== INSTRUCTIONS FOR THE TASK ==
Your answer should be one number: how many lines of the records hold the string "this".

──────── MATERIAL PROVIDED

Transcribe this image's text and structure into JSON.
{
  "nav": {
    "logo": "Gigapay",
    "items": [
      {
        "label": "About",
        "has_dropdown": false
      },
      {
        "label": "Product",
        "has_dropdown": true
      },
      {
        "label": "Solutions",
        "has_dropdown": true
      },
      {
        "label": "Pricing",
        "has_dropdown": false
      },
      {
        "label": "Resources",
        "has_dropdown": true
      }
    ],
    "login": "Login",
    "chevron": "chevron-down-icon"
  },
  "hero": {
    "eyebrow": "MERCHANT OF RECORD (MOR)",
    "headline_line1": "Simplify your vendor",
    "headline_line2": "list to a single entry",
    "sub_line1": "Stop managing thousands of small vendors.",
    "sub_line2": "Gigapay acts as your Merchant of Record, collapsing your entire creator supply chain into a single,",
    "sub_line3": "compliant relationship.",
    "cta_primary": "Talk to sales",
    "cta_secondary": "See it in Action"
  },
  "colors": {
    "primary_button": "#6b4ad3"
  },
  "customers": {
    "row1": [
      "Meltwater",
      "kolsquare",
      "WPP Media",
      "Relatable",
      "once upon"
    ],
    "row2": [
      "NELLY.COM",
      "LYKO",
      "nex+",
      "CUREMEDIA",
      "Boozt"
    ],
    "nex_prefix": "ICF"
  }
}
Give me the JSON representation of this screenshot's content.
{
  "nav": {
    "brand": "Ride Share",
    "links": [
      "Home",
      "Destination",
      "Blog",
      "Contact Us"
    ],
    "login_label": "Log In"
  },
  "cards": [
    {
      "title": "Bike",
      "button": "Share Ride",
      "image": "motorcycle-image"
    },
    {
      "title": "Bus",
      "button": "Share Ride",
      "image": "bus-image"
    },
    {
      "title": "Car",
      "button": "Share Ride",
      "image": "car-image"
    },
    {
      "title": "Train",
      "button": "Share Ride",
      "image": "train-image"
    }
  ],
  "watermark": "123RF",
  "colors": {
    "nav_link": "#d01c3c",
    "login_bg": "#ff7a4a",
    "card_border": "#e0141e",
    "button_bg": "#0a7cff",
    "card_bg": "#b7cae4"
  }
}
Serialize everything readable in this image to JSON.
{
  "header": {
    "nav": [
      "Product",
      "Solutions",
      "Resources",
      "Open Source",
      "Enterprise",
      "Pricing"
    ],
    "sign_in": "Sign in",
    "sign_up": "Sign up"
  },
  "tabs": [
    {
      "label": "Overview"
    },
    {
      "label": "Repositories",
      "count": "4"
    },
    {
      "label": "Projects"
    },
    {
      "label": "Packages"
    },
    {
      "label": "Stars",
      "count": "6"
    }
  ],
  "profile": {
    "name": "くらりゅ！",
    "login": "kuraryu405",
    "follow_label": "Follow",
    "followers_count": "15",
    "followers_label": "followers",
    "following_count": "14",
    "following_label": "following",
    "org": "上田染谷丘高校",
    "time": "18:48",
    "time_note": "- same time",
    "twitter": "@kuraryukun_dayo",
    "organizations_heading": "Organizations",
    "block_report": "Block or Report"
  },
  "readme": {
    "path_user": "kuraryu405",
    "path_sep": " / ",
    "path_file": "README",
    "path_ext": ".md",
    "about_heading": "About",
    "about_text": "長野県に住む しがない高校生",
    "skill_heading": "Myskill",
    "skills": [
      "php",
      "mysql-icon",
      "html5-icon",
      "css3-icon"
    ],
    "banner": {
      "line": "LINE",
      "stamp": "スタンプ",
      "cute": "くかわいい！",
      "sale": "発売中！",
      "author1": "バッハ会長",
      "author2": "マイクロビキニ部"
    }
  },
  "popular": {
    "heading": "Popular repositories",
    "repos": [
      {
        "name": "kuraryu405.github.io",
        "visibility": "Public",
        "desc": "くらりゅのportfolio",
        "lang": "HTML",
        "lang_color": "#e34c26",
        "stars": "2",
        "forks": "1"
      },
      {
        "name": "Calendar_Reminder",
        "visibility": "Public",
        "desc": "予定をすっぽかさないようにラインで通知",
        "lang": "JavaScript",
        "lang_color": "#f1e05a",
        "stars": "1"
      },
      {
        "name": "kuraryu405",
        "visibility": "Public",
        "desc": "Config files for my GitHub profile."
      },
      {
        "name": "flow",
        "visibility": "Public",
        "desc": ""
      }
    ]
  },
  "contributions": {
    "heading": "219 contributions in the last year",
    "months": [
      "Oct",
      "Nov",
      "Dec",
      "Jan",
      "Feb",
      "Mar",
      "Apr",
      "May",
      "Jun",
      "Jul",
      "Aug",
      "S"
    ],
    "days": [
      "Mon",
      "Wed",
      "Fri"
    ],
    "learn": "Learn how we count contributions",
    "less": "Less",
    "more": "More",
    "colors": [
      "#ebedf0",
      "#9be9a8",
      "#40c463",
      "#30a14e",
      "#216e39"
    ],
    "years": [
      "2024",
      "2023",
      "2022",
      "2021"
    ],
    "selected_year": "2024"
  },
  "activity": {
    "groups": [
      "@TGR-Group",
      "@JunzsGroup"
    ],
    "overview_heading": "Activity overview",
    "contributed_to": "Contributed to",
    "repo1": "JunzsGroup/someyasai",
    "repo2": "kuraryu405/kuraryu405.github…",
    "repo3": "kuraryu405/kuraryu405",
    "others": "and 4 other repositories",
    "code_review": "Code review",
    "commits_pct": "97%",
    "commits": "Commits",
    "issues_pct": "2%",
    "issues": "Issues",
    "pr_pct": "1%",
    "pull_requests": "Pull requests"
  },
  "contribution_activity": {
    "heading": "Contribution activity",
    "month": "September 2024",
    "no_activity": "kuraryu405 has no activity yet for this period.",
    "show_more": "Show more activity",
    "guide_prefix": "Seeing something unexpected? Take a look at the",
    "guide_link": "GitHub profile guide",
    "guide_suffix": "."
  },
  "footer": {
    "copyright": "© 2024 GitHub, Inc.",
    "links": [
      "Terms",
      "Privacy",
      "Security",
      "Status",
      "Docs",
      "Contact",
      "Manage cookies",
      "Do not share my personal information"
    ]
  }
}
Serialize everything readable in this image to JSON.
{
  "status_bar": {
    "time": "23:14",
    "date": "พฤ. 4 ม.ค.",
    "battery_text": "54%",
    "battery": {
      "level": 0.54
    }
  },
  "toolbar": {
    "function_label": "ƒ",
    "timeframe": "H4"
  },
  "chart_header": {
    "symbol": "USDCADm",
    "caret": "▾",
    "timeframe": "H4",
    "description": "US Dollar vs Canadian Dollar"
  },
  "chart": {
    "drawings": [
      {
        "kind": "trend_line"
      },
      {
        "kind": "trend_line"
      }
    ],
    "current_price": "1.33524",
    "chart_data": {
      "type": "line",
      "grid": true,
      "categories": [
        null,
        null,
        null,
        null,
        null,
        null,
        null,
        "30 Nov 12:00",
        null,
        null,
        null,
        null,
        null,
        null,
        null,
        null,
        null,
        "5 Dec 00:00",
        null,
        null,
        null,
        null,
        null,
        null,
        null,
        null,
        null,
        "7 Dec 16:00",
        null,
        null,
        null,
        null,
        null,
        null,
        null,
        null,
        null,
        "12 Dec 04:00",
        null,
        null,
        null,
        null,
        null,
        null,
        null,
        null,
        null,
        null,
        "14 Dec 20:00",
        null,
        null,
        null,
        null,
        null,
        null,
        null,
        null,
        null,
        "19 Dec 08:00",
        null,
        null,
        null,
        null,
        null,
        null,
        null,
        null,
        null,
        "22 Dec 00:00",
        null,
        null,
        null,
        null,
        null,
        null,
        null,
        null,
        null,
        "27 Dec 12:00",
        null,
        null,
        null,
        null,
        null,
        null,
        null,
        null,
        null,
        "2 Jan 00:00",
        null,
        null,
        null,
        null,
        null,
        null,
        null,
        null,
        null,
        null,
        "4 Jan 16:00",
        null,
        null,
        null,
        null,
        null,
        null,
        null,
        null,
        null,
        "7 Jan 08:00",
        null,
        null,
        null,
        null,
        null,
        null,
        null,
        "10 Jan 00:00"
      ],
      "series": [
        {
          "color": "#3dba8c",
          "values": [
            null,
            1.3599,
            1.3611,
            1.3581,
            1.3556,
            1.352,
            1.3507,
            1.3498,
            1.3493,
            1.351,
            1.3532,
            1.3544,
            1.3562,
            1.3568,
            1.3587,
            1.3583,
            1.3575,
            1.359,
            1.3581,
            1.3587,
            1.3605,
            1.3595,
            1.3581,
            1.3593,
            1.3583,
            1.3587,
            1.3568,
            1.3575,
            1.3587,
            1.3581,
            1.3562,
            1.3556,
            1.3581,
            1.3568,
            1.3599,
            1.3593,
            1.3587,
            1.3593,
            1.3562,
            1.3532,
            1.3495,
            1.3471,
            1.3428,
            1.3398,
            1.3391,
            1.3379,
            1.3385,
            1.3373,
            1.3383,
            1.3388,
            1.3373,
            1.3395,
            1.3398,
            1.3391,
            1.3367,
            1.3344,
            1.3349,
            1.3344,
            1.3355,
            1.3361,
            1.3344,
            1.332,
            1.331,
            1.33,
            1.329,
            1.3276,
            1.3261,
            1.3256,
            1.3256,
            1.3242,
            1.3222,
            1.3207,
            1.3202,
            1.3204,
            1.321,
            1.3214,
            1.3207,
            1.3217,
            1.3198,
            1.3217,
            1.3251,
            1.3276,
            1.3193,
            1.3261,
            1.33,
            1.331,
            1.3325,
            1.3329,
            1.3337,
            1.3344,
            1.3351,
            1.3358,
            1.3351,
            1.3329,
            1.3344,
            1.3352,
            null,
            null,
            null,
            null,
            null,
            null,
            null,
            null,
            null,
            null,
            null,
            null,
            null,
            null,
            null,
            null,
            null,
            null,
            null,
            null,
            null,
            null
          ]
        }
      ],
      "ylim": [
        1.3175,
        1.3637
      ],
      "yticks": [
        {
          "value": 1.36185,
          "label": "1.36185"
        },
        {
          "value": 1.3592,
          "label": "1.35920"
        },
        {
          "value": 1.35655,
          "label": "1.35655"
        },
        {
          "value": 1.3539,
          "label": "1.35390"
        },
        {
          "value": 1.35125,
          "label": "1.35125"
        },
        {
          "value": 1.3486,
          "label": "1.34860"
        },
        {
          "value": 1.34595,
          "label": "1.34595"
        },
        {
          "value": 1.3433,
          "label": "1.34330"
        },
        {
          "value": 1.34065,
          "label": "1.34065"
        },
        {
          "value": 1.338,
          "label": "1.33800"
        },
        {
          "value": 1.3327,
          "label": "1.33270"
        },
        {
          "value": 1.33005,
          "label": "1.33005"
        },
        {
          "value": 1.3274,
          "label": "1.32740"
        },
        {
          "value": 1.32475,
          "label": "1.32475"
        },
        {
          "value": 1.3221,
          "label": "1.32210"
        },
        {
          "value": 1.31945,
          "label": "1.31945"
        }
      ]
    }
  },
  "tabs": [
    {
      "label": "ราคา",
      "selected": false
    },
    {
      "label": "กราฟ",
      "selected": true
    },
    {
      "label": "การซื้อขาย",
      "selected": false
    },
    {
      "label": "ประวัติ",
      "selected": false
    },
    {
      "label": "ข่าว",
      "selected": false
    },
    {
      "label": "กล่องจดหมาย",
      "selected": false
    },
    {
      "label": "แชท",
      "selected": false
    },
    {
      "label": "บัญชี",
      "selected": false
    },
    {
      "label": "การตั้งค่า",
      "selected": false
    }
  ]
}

────────────────

== THE ANSWER ==
5